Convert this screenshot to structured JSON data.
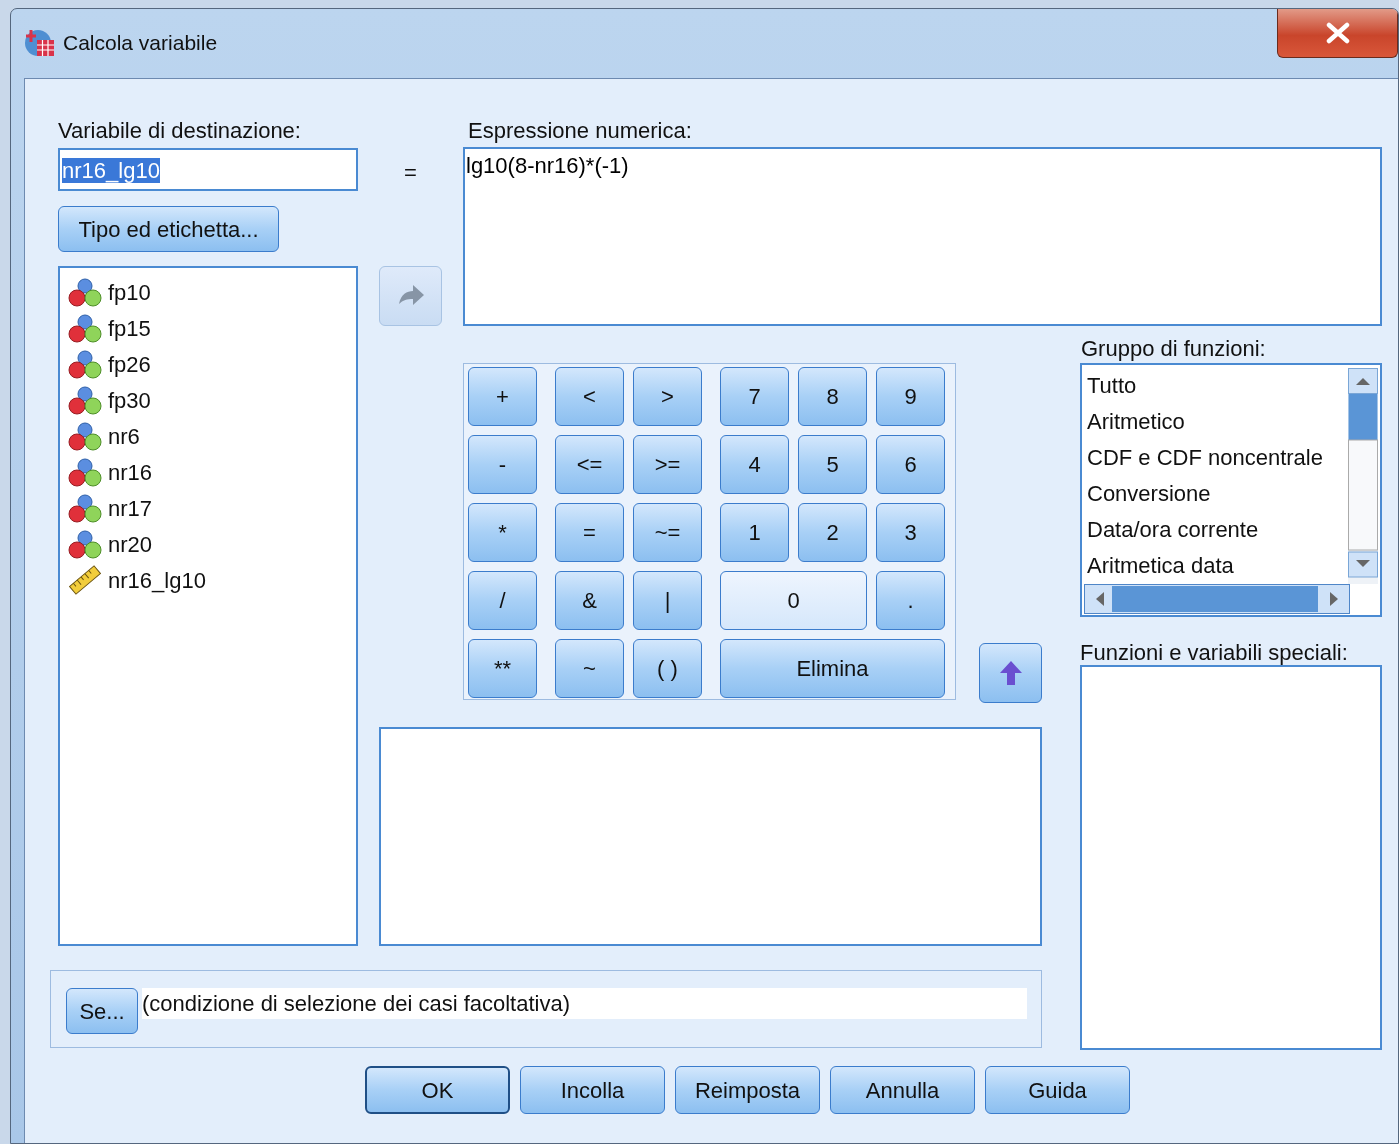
{
  "window": {
    "title": "Calcola variabile"
  },
  "target": {
    "label": "Variabile di destinazione:",
    "value": "nr16_lg10",
    "text_selected": true
  },
  "equals": "=",
  "type_button": {
    "label": "Tipo ed etichetta..."
  },
  "variables": [
    {
      "name": "fp10",
      "kind": "nominal"
    },
    {
      "name": "fp15",
      "kind": "nominal"
    },
    {
      "name": "fp26",
      "kind": "nominal"
    },
    {
      "name": "fp30",
      "kind": "nominal"
    },
    {
      "name": "nr6",
      "kind": "nominal"
    },
    {
      "name": "nr16",
      "kind": "nominal"
    },
    {
      "name": "nr17",
      "kind": "nominal"
    },
    {
      "name": "nr20",
      "kind": "nominal"
    },
    {
      "name": "nr16_lg10",
      "kind": "scale"
    }
  ],
  "transfer_button": {
    "disabled": true
  },
  "expression": {
    "label": "Espressione numerica:",
    "value": "lg10(8-nr16)*(-1)"
  },
  "keypad": {
    "keys": [
      {
        "label": "+",
        "kind": "single",
        "highlighted": false
      },
      {
        "label": "<",
        "kind": "single",
        "highlighted": false
      },
      {
        "label": ">",
        "kind": "single",
        "highlighted": false
      },
      {
        "label": "7",
        "kind": "single",
        "highlighted": false
      },
      {
        "label": "8",
        "kind": "single",
        "highlighted": false
      },
      {
        "label": "9",
        "kind": "single",
        "highlighted": false
      },
      {
        "label": "-",
        "kind": "single",
        "highlighted": false
      },
      {
        "label": "<=",
        "kind": "single",
        "highlighted": false
      },
      {
        "label": ">=",
        "kind": "single",
        "highlighted": false
      },
      {
        "label": "4",
        "kind": "single",
        "highlighted": false
      },
      {
        "label": "5",
        "kind": "single",
        "highlighted": false
      },
      {
        "label": "6",
        "kind": "single",
        "highlighted": false
      },
      {
        "label": "*",
        "kind": "single",
        "highlighted": false
      },
      {
        "label": "=",
        "kind": "single",
        "highlighted": false
      },
      {
        "label": "~=",
        "kind": "single",
        "highlighted": false
      },
      {
        "label": "1",
        "kind": "single",
        "highlighted": false
      },
      {
        "label": "2",
        "kind": "single",
        "highlighted": false
      },
      {
        "label": "3",
        "kind": "single",
        "highlighted": false
      },
      {
        "label": "/",
        "kind": "single",
        "highlighted": false
      },
      {
        "label": "&",
        "kind": "single",
        "highlighted": false
      },
      {
        "label": "|",
        "kind": "single",
        "highlighted": false
      },
      {
        "label": "0",
        "kind": "double",
        "highlighted": true
      },
      {
        "label": ".",
        "kind": "single",
        "highlighted": false
      },
      {
        "label": "**",
        "kind": "single",
        "highlighted": false
      },
      {
        "label": "~",
        "kind": "single",
        "highlighted": false
      },
      {
        "label": "( )",
        "kind": "single",
        "highlighted": false
      },
      {
        "label": "Elimina",
        "kind": "triple",
        "highlighted": false
      }
    ]
  },
  "insert_button": {
    "disabled": false
  },
  "function_groups": {
    "label": "Gruppo di funzioni:",
    "items": [
      "Tutto",
      "Aritmetico",
      "CDF e CDF noncentrale",
      "Conversione",
      "Data/ora corrente",
      "Aritmetica data"
    ]
  },
  "special_functions": {
    "label": "Funzioni e variabili speciali:"
  },
  "if_button": {
    "label": "Se..."
  },
  "condition": "(condizione di selezione dei casi facoltativa)",
  "buttons": [
    {
      "label": "OK",
      "default": true
    },
    {
      "label": "Incolla",
      "default": false
    },
    {
      "label": "Reimposta",
      "default": false
    },
    {
      "label": "Annulla",
      "default": false
    },
    {
      "label": "Guida",
      "default": false
    }
  ]
}
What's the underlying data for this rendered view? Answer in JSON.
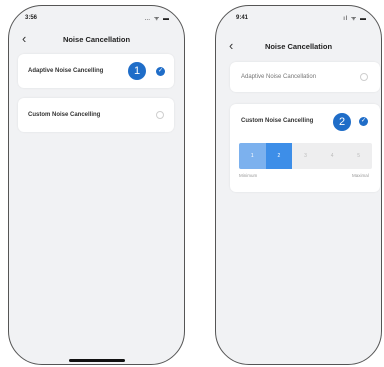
{
  "left_screen": {
    "status_time": "3:56",
    "status_icons": "… ᯤ ▬",
    "title": "Noise Cancellation",
    "options": [
      {
        "label": "Adaptive Noise Cancelling",
        "selected": true
      },
      {
        "label": "Custom Noise Cancelling",
        "selected": false
      }
    ],
    "callout": "1"
  },
  "right_screen": {
    "status_time": "9:41",
    "status_icons": "ıl ᯤ ▬",
    "title": "Noise Cancellation",
    "options": [
      {
        "label": "Adaptive Noise Cancellation",
        "selected": false
      },
      {
        "label": "Custom Noise Cancelling",
        "selected": true
      }
    ],
    "callout": "2",
    "levels": [
      "1",
      "2",
      "3",
      "4",
      "5"
    ],
    "selected_level": 2,
    "min_label": "Minimum",
    "max_label": "Maximal"
  },
  "icons": {
    "back": "‹",
    "check": "✓"
  },
  "colors": {
    "accent": "#1f6dc8",
    "segment_active": "#3d8ee8",
    "background": "#f1f2f4"
  }
}
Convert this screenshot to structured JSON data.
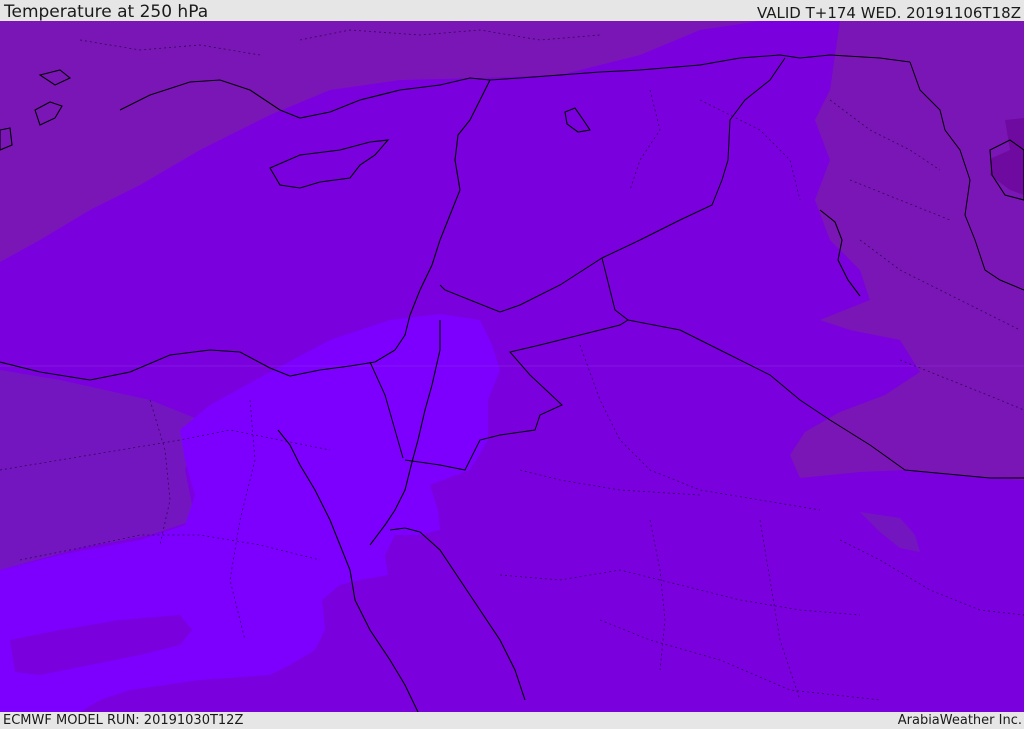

PROBLEM TO WORK ON: Omit the pictures, then quote the rest of the material above exactly.

WRITTEN ANSWER:
Convert this screenshot to structured JSON data.
{
  "window": {
    "title": "Calcola variabile"
  },
  "target": {
    "label": "Variabile di destinazione:",
    "value": "nr16_lg10",
    "text_selected": true
  },
  "equals": "=",
  "type_button": {
    "label": "Tipo ed etichetta..."
  },
  "variables": [
    {
      "name": "fp10",
      "kind": "nominal"
    },
    {
      "name": "fp15",
      "kind": "nominal"
    },
    {
      "name": "fp26",
      "kind": "nominal"
    },
    {
      "name": "fp30",
      "kind": "nominal"
    },
    {
      "name": "nr6",
      "kind": "nominal"
    },
    {
      "name": "nr16",
      "kind": "nominal"
    },
    {
      "name": "nr17",
      "kind": "nominal"
    },
    {
      "name": "nr20",
      "kind": "nominal"
    },
    {
      "name": "nr16_lg10",
      "kind": "scale"
    }
  ],
  "transfer_button": {
    "disabled": true
  },
  "expression": {
    "label": "Espressione numerica:",
    "value": "lg10(8-nr16)*(-1)"
  },
  "keypad": {
    "keys": [
      {
        "label": "+",
        "kind": "single",
        "highlighted": false
      },
      {
        "label": "<",
        "kind": "single",
        "highlighted": false
      },
      {
        "label": ">",
        "kind": "single",
        "highlighted": false
      },
      {
        "label": "7",
        "kind": "single",
        "highlighted": false
      },
      {
        "label": "8",
        "kind": "single",
        "highlighted": false
      },
      {
        "label": "9",
        "kind": "single",
        "highlighted": false
      },
      {
        "label": "-",
        "kind": "single",
        "highlighted": false
      },
      {
        "label": "<=",
        "kind": "single",
        "highlighted": false
      },
      {
        "label": ">=",
        "kind": "single",
        "highlighted": false
      },
      {
        "label": "4",
        "kind": "single",
        "highlighted": false
      },
      {
        "label": "5",
        "kind": "single",
        "highlighted": false
      },
      {
        "label": "6",
        "kind": "single",
        "highlighted": false
      },
      {
        "label": "*",
        "kind": "single",
        "highlighted": false
      },
      {
        "label": "=",
        "kind": "single",
        "highlighted": false
      },
      {
        "label": "~=",
        "kind": "single",
        "highlighted": false
      },
      {
        "label": "1",
        "kind": "single",
        "highlighted": false
      },
      {
        "label": "2",
        "kind": "single",
        "highlighted": false
      },
      {
        "label": "3",
        "kind": "single",
        "highlighted": false
      },
      {
        "label": "/",
        "kind": "single",
        "highlighted": false
      },
      {
        "label": "&",
        "kind": "single",
        "highlighted": false
      },
      {
        "label": "|",
        "kind": "single",
        "highlighted": false
      },
      {
        "label": "0",
        "kind": "double",
        "highlighted": true
      },
      {
        "label": ".",
        "kind": "single",
        "highlighted": false
      },
      {
        "label": "**",
        "kind": "single",
        "highlighted": false
      },
      {
        "label": "~",
        "kind": "single",
        "highlighted": false
      },
      {
        "label": "( )",
        "kind": "single",
        "highlighted": false
      },
      {
        "label": "Elimina",
        "kind": "triple",
        "highlighted": false
      }
    ]
  },
  "insert_button": {
    "disabled": false
  },
  "function_groups": {
    "label": "Gruppo di funzioni:",
    "items": [
      "Tutto",
      "Aritmetico",
      "CDF e CDF noncentrale",
      "Conversione",
      "Data/ora corrente",
      "Aritmetica data"
    ]
  },
  "special_functions": {
    "label": "Funzioni e variabili speciali:"
  },
  "if_button": {
    "label": "Se..."
  },
  "condition": "(condizione di selezione dei casi facoltativa)",
  "buttons": [
    {
      "label": "OK",
      "default": true
    },
    {
      "label": "Incolla",
      "default": false
    },
    {
      "label": "Reimposta",
      "default": false
    },
    {
      "label": "Annulla",
      "default": false
    },
    {
      "label": "Guida",
      "default": false
    }
  ]
}
What's the underlying data for this rendered view? Answer in JSON.
{
  "left_screen": {
    "status_time": "3:56",
    "status_icons": "… ᯤ ▬",
    "title": "Noise Cancellation",
    "options": [
      {
        "label": "Adaptive Noise Cancelling",
        "selected": true
      },
      {
        "label": "Custom Noise Cancelling",
        "selected": false
      }
    ],
    "callout": "1"
  },
  "right_screen": {
    "status_time": "9:41",
    "status_icons": "ıl ᯤ ▬",
    "title": "Noise Cancellation",
    "options": [
      {
        "label": "Adaptive Noise Cancellation",
        "selected": false
      },
      {
        "label": "Custom Noise Cancelling",
        "selected": true
      }
    ],
    "callout": "2",
    "levels": [
      "1",
      "2",
      "3",
      "4",
      "5"
    ],
    "selected_level": 2,
    "min_label": "Minimum",
    "max_label": "Maximal"
  },
  "icons": {
    "back": "‹",
    "check": "✓"
  },
  "colors": {
    "accent": "#1f6dc8",
    "segment_active": "#3d8ee8",
    "background": "#f1f2f4"
  }
}
Convert this screenshot to structured JSON data.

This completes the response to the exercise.